=== TASK ===
Repeat the records in full and exactly, omitting pictures.
^^^^^^^^
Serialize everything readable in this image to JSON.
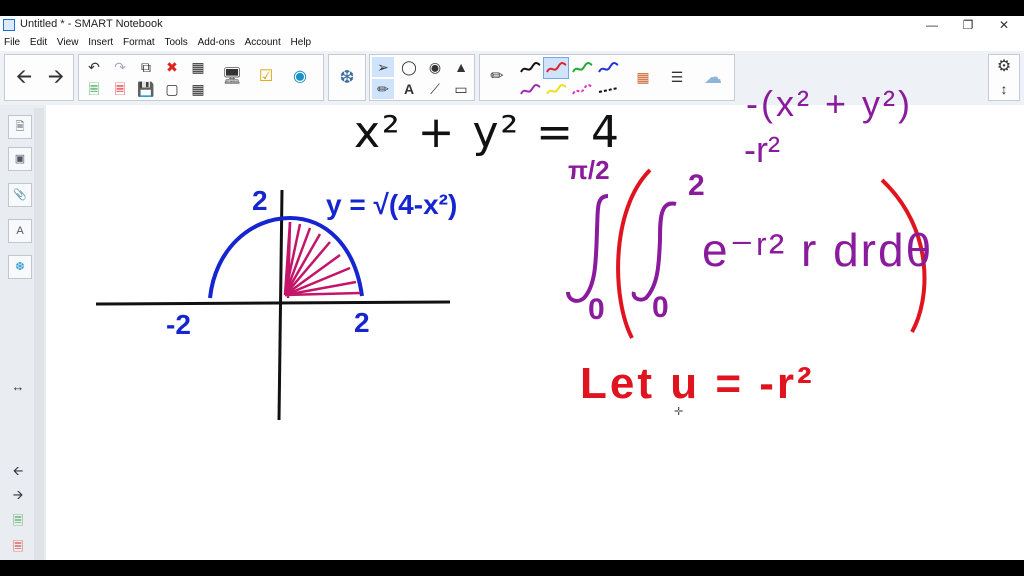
{
  "window": {
    "title": "Untitled * - SMART Notebook",
    "controls": [
      "minimize-icon",
      "restore-icon",
      "close-icon"
    ]
  },
  "menu": [
    "File",
    "Edit",
    "View",
    "Insert",
    "Format",
    "Tools",
    "Add-ons",
    "Account",
    "Help"
  ],
  "toolbar": {
    "nav": [
      "arrow-left-icon",
      "arrow-right-icon"
    ],
    "edit_tools": [
      "undo-icon",
      "redo-icon",
      "paste-icon",
      "delete-icon",
      "table-icon",
      "add-page-icon",
      "remove-page-icon",
      "save-icon",
      "screen-shade-icon",
      "measure-icon",
      "display-icon",
      "lesson-activity-icon",
      "monster-icon",
      "addon-icon"
    ],
    "select_tools": [
      "pointer-icon",
      "shapes-icon",
      "eraser-icon",
      "fill-icon",
      "pen-pair-icon",
      "text-tool-icon",
      "line-tool-icon",
      "eraser2-icon"
    ],
    "pen_colors": [
      "#111111",
      "#e0222e",
      "#23a935",
      "#2234d8",
      "#9b2bb3",
      "#e8e020",
      "#e030c0",
      "#111111"
    ],
    "selected_pen": 1
  },
  "board": {
    "equation_top": "x² + y² = 4",
    "partial_top_right": "-(x² + y²)",
    "minus_r2": "-r²",
    "axis_label_2_top": "2",
    "axis_label_neg2": "-2",
    "axis_label_2_right": "2",
    "curve_label": "y = √(4-x²)",
    "integral_upper_outer": "π/2",
    "integral_upper_inner": "2",
    "integral_lower_outer": "0",
    "integral_lower_inner": "0",
    "integrand": "e⁻ʳ² r drdθ",
    "substitution": "Let u = -r²"
  },
  "colors": {
    "blue_ink": "#1525d0",
    "purple_ink": "#8a1b9c",
    "red_ink": "#e0141f",
    "black_ink": "#111111",
    "magenta_ink": "#c41569"
  }
}
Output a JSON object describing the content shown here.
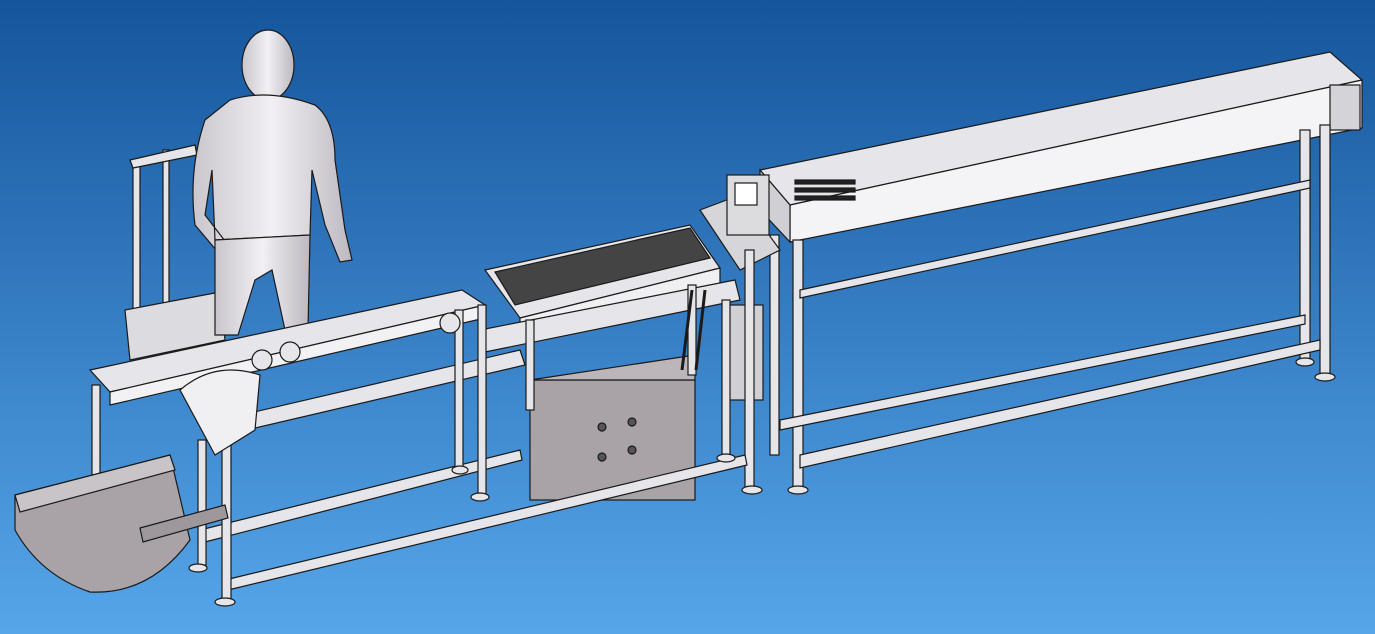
{
  "colors": {
    "background_top": "#15559c",
    "background_bottom": "#57a6ea",
    "frame": "#e6e6ea",
    "cabinet": "#a9a3a8",
    "outline": "#1a1a1a"
  }
}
^^^^^^^^
=== RESULT ===
Serialize everything readable in this image to JSON.
{
  "window": {
    "title": "Untitled * - SMART Notebook",
    "controls": [
      "minimize-icon",
      "restore-icon",
      "close-icon"
    ]
  },
  "menu": [
    "File",
    "Edit",
    "View",
    "Insert",
    "Format",
    "Tools",
    "Add-ons",
    "Account",
    "Help"
  ],
  "toolbar": {
    "nav": [
      "arrow-left-icon",
      "arrow-right-icon"
    ],
    "edit_tools": [
      "undo-icon",
      "redo-icon",
      "paste-icon",
      "delete-icon",
      "table-icon",
      "add-page-icon",
      "remove-page-icon",
      "save-icon",
      "screen-shade-icon",
      "measure-icon",
      "display-icon",
      "lesson-activity-icon",
      "monster-icon",
      "addon-icon"
    ],
    "select_tools": [
      "pointer-icon",
      "shapes-icon",
      "eraser-icon",
      "fill-icon",
      "pen-pair-icon",
      "text-tool-icon",
      "line-tool-icon",
      "eraser2-icon"
    ],
    "pen_colors": [
      "#111111",
      "#e0222e",
      "#23a935",
      "#2234d8",
      "#9b2bb3",
      "#e8e020",
      "#e030c0",
      "#111111"
    ],
    "selected_pen": 1
  },
  "board": {
    "equation_top": "x² + y² = 4",
    "partial_top_right": "-(x² + y²)",
    "minus_r2": "-r²",
    "axis_label_2_top": "2",
    "axis_label_neg2": "-2",
    "axis_label_2_right": "2",
    "curve_label": "y = √(4-x²)",
    "integral_upper_outer": "π/2",
    "integral_upper_inner": "2",
    "integral_lower_outer": "0",
    "integral_lower_inner": "0",
    "integrand": "e⁻ʳ² r drdθ",
    "substitution": "Let u = -r²"
  },
  "colors": {
    "blue_ink": "#1525d0",
    "purple_ink": "#8a1b9c",
    "red_ink": "#e0141f",
    "black_ink": "#111111",
    "magenta_ink": "#c41569"
  }
}
Output a JSON object describing the content shown here.
{
  "colors": {
    "background_top": "#15559c",
    "background_bottom": "#57a6ea",
    "frame": "#e6e6ea",
    "cabinet": "#a9a3a8",
    "outline": "#1a1a1a"
  }
}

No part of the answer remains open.